Aim of the exercise — Find the lines that contain the word "zvedněte" and copy each one.

(Data records)
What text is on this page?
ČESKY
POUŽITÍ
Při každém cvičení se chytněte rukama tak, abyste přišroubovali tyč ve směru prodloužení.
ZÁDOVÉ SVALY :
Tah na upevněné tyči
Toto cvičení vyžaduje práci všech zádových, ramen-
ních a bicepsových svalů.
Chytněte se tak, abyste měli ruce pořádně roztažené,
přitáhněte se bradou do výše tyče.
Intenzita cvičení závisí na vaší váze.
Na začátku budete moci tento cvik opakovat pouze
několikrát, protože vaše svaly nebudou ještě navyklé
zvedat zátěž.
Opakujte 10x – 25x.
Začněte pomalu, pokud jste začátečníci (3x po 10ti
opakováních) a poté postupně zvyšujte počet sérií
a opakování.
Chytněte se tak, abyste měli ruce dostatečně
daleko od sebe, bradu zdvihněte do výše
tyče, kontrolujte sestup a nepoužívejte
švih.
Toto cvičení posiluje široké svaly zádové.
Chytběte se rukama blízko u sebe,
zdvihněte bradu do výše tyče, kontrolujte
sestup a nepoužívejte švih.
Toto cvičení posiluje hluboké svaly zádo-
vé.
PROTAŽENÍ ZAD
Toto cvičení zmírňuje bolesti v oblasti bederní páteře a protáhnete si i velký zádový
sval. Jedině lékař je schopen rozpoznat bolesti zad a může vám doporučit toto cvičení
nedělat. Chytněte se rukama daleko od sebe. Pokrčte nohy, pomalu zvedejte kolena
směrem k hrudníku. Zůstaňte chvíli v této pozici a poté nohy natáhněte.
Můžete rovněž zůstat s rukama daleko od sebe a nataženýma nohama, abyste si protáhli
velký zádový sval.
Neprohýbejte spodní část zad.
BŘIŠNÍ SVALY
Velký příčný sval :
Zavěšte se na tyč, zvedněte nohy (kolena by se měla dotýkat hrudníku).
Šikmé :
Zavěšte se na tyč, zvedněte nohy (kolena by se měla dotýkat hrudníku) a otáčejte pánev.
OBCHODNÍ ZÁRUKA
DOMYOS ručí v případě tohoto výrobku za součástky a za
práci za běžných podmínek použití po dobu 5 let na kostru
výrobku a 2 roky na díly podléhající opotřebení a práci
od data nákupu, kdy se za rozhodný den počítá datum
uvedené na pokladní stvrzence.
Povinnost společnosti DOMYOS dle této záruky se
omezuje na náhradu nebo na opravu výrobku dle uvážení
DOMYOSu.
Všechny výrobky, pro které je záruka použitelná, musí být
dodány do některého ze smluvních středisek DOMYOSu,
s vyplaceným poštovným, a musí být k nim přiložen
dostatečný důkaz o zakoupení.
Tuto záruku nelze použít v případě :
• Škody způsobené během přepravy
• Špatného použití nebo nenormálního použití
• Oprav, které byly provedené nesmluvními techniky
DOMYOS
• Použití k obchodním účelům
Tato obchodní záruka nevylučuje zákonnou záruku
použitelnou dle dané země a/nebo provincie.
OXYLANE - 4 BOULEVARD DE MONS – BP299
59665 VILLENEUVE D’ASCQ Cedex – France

Completed task —
Zavěšte se na tyč, zvedněte nohy (kolena by se měla dotýkat hrudníku).
Zavěšte se na tyč, zvedněte nohy (kolena by se měla dotýkat hrudníku) a otáčejte pánev.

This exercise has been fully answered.